WORK TO BE COMPLETED:
Retype the data below line for line, with nothing changed.

ROWS:
++++++++++++++++++++
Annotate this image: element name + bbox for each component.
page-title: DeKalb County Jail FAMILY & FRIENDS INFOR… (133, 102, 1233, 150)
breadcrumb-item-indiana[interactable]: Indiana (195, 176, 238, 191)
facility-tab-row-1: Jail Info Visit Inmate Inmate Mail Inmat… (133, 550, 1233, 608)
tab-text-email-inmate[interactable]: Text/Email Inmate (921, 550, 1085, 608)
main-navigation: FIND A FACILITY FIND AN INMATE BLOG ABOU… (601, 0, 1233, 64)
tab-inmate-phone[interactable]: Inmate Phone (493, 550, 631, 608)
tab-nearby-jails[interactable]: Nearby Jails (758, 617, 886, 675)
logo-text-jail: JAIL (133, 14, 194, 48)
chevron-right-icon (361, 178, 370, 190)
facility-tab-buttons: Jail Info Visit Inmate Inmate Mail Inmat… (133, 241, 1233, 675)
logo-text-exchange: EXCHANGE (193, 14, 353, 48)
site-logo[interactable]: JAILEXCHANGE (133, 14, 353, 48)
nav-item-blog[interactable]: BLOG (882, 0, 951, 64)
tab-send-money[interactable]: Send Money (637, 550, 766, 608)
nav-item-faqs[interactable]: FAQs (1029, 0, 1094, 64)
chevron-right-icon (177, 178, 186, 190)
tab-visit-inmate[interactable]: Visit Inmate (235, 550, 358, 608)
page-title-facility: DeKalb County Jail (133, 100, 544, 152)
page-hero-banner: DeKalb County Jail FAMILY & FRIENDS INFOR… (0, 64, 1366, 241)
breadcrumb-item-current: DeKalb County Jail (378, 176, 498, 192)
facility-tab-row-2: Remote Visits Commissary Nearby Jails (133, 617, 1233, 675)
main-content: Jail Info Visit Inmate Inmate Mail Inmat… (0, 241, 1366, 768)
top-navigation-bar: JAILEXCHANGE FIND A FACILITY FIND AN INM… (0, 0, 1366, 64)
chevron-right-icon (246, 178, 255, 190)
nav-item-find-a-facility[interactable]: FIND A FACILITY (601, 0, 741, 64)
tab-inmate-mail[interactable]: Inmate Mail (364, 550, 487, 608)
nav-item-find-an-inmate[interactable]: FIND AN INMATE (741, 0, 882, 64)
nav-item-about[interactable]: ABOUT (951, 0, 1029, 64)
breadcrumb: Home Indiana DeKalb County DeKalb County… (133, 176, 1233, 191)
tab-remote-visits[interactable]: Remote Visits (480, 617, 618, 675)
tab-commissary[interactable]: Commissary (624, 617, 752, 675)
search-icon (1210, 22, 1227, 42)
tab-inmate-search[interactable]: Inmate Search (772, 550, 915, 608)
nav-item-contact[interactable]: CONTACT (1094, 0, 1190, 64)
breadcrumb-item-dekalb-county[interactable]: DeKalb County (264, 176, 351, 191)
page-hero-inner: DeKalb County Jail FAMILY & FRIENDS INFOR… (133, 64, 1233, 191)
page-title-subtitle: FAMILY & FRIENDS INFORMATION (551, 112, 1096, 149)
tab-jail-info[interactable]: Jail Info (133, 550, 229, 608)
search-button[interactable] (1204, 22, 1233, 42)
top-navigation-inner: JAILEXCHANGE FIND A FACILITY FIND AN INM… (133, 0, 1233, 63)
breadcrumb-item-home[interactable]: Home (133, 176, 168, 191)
++++++++++++++++++++
REPLY TO THE EXERCISE:
Annotate this image: element name + bbox for each component.
page-title: DeKalb County Jail FAMILY & FRIENDS INFOR… (133, 102, 1233, 150)
breadcrumb-item-indiana[interactable]: Indiana (195, 176, 238, 191)
facility-tab-row-1: Jail Info Visit Inmate Inmate Mail Inmat… (133, 550, 1233, 608)
tab-text-email-inmate[interactable]: Text/Email Inmate (921, 550, 1085, 608)
main-navigation: FIND A FACILITY FIND AN INMATE BLOG ABOU… (601, 0, 1233, 64)
tab-inmate-phone[interactable]: Inmate Phone (493, 550, 631, 608)
tab-nearby-jails[interactable]: Nearby Jails (758, 617, 886, 675)
logo-text-jail: JAIL (133, 14, 194, 48)
chevron-right-icon (361, 178, 370, 190)
facility-tab-buttons: Jail Info Visit Inmate Inmate Mail Inmat… (133, 241, 1233, 675)
logo-text-exchange: EXCHANGE (193, 14, 353, 48)
site-logo[interactable]: JAILEXCHANGE (133, 14, 353, 48)
nav-item-blog[interactable]: BLOG (882, 0, 951, 64)
tab-send-money[interactable]: Send Money (637, 550, 766, 608)
nav-item-faqs[interactable]: FAQs (1029, 0, 1094, 64)
chevron-right-icon (177, 178, 186, 190)
tab-visit-inmate[interactable]: Visit Inmate (235, 550, 358, 608)
page-title-facility: DeKalb County Jail (133, 100, 544, 152)
page-hero-banner: DeKalb County Jail FAMILY & FRIENDS INFOR… (0, 64, 1366, 241)
breadcrumb-item-current: DeKalb County Jail (378, 176, 498, 192)
facility-tab-row-2: Remote Visits Commissary Nearby Jails (133, 617, 1233, 675)
main-content: Jail Info Visit Inmate Inmate Mail Inmat… (0, 241, 1366, 768)
top-navigation-bar: JAILEXCHANGE FIND A FACILITY FIND AN INM… (0, 0, 1366, 64)
chevron-right-icon (246, 178, 255, 190)
nav-item-find-a-facility[interactable]: FIND A FACILITY (601, 0, 741, 64)
tab-inmate-mail[interactable]: Inmate Mail (364, 550, 487, 608)
nav-item-find-an-inmate[interactable]: FIND AN INMATE (741, 0, 882, 64)
nav-item-about[interactable]: ABOUT (951, 0, 1029, 64)
breadcrumb: Home Indiana DeKalb County DeKalb County… (133, 176, 1233, 191)
tab-remote-visits[interactable]: Remote Visits (480, 617, 618, 675)
tab-commissary[interactable]: Commissary (624, 617, 752, 675)
search-icon (1210, 22, 1227, 42)
tab-inmate-search[interactable]: Inmate Search (772, 550, 915, 608)
nav-item-contact[interactable]: CONTACT (1094, 0, 1190, 64)
breadcrumb-item-dekalb-county[interactable]: DeKalb County (264, 176, 351, 191)
page-hero-inner: DeKalb County Jail FAMILY & FRIENDS INFOR… (133, 64, 1233, 191)
page-title-subtitle: FAMILY & FRIENDS INFORMATION (551, 112, 1096, 149)
tab-jail-info[interactable]: Jail Info (133, 550, 229, 608)
search-button[interactable] (1204, 22, 1233, 42)
top-navigation-inner: JAILEXCHANGE FIND A FACILITY FIND AN INM… (133, 0, 1233, 63)
breadcrumb-item-home[interactable]: Home (133, 176, 168, 191)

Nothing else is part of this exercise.